> **Directions for this task**: Drop every picture, then transcribe the remaining data exactly.
** START Data excerpts **
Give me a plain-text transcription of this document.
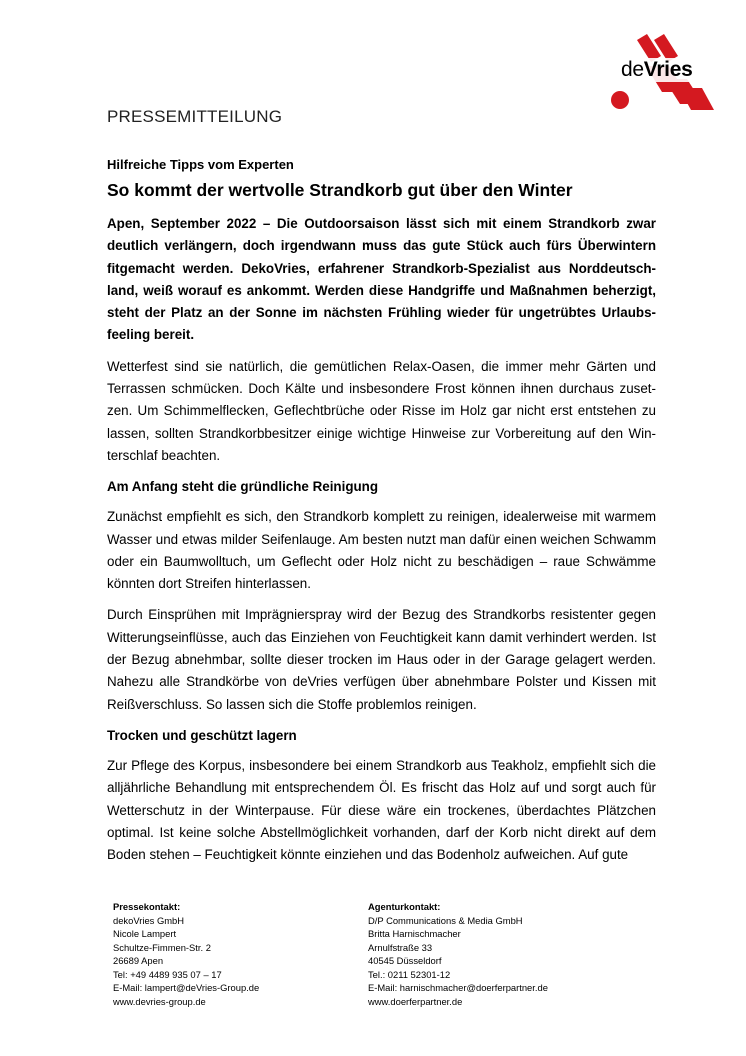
deVries
PRESSEMITTEILUNG

Hilfreiche Tipps vom Experten

So kommt der wertvolle Strandkorb gut über den Winter

Apen, September 2022 – Die Outdoorsaison lässt sich mit einem Strandkorb zwar deutlich verlängern, doch irgendwann muss das gute Stück auch fürs Überwintern fitgemacht werden. DekoVries, erfahrener Strandkorb-Spezialist aus Norddeutschland, weiß worauf es ankommt. Werden diese Handgriffe und Maßnahmen beherzigt, steht der Platz an der Sonne im nächsten Frühling wieder für ungetrübtes Urlaubsfeeling bereit.

Wetterfest sind sie natürlich, die gemütlichen Relax-Oasen, die immer mehr Gärten und Terrassen schmücken. Doch Kälte und insbesondere Frost können ihnen durchaus zusetzen. Um Schimmelflecken, Geflechtbrüche oder Risse im Holz gar nicht erst entstehen zu lassen, sollten Strandkorbbesitzer einige wichtige Hinweise zur Vorbereitung auf den Winterschlaf beachten.

Am Anfang steht die gründliche Reinigung

Zunächst empfiehlt es sich, den Strandkorb komplett zu reinigen, idealerweise mit warmem Wasser und etwas milder Seifenlauge. Am besten nutzt man dafür einen weichen Schwamm oder ein Baumwolltuch, um Geflecht oder Holz nicht zu beschädigen – raue Schwämme könnten dort Streifen hinterlassen.

Durch Einsprühen mit Imprägnierspray wird der Bezug des Strandkorbs resistenter gegen Witterungseinflüsse, auch das Einziehen von Feuchtigkeit kann damit verhindert werden. Ist der Bezug abnehmbar, sollte dieser trocken im Haus oder in der Garage gelagert werden. Nahezu alle Strandkörbe von deVries verfügen über abnehmbare Polster und Kissen mit Reißverschluss. So lassen sich die Stoffe problemlos reinigen.

Trocken und geschützt lagern

Zur Pflege des Korpus, insbesondere bei einem Strandkorb aus Teakholz, empfiehlt sich die alljährliche Behandlung mit entsprechendem Öl. Es frischt das Holz auf und sorgt auch für Wetterschutz in der Winterpause. Für diese wäre ein trockenes, überdachtes Plätzchen optimal. Ist keine solche Abstellmöglichkeit vorhanden, darf der Korb nicht direkt auf dem Boden stehen – Feuchtigkeit könnte einziehen und das Bodenholz aufweichen. Auf gute

Pressekontakt:
dekoVries GmbH
Nicole Lampert
Schultze-Fimmen-Str. 2
26689 Apen
Tel: +49 4489 935 07 – 17
E-Mail: lampert@deVries-Group.de
www.devries-group.de
Agenturkontakt:
D/P Communications & Media GmbH
Britta Harnischmacher
Arnulfstraße 33
40545 Düsseldorf
Tel.: 0211 52301-12
E-Mail: harnischmacher@doerferpartner.de
www.doerferpartner.de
** END Data excerpts **
> **Response to the task**:
Give me a plain-text transcription of this document.
deVries
PRESSEMITTEILUNG

Hilfreiche Tipps vom Experten

So kommt der wertvolle Strandkorb gut über den Winter

Apen, September 2022 – Die Outdoorsaison lässt sich mit einem Strandkorb zwar deutlich verlängern, doch irgendwann muss das gute Stück auch fürs Überwintern fitgemacht werden. DekoVries, erfahrener Strandkorb-Spezialist aus Norddeutschland, weiß worauf es ankommt. Werden diese Handgriffe und Maßnahmen beherzigt, steht der Platz an der Sonne im nächsten Frühling wieder für ungetrübtes Urlaubsfeeling bereit.

Wetterfest sind sie natürlich, die gemütlichen Relax-Oasen, die immer mehr Gärten und Terrassen schmücken. Doch Kälte und insbesondere Frost können ihnen durchaus zusetzen. Um Schimmelflecken, Geflechtbrüche oder Risse im Holz gar nicht erst entstehen zu lassen, sollten Strandkorbbesitzer einige wichtige Hinweise zur Vorbereitung auf den Winterschlaf beachten.

Am Anfang steht die gründliche Reinigung

Zunächst empfiehlt es sich, den Strandkorb komplett zu reinigen, idealerweise mit warmem Wasser und etwas milder Seifenlauge. Am besten nutzt man dafür einen weichen Schwamm oder ein Baumwolltuch, um Geflecht oder Holz nicht zu beschädigen – raue Schwämme könnten dort Streifen hinterlassen.

Durch Einsprühen mit Imprägnierspray wird der Bezug des Strandkorbs resistenter gegen Witterungseinflüsse, auch das Einziehen von Feuchtigkeit kann damit verhindert werden. Ist der Bezug abnehmbar, sollte dieser trocken im Haus oder in der Garage gelagert werden. Nahezu alle Strandkörbe von deVries verfügen über abnehmbare Polster und Kissen mit Reißverschluss. So lassen sich die Stoffe problemlos reinigen.

Trocken und geschützt lagern

Zur Pflege des Korpus, insbesondere bei einem Strandkorb aus Teakholz, empfiehlt sich die alljährliche Behandlung mit entsprechendem Öl. Es frischt das Holz auf und sorgt auch für Wetterschutz in der Winterpause. Für diese wäre ein trockenes, überdachtes Plätzchen optimal. Ist keine solche Abstellmöglichkeit vorhanden, darf der Korb nicht direkt auf dem Boden stehen – Feuchtigkeit könnte einziehen und das Bodenholz aufweichen. Auf gute

Pressekontakt:
dekoVries GmbH
Nicole Lampert
Schultze-Fimmen-Str. 2
26689 Apen
Tel: +49 4489 935 07 – 17
E-Mail: lampert@deVries-Group.de
www.devries-group.de
Agenturkontakt:
D/P Communications & Media GmbH
Britta Harnischmacher
Arnulfstraße 33
40545 Düsseldorf
Tel.: 0211 52301-12
E-Mail: harnischmacher@doerferpartner.de
www.doerferpartner.de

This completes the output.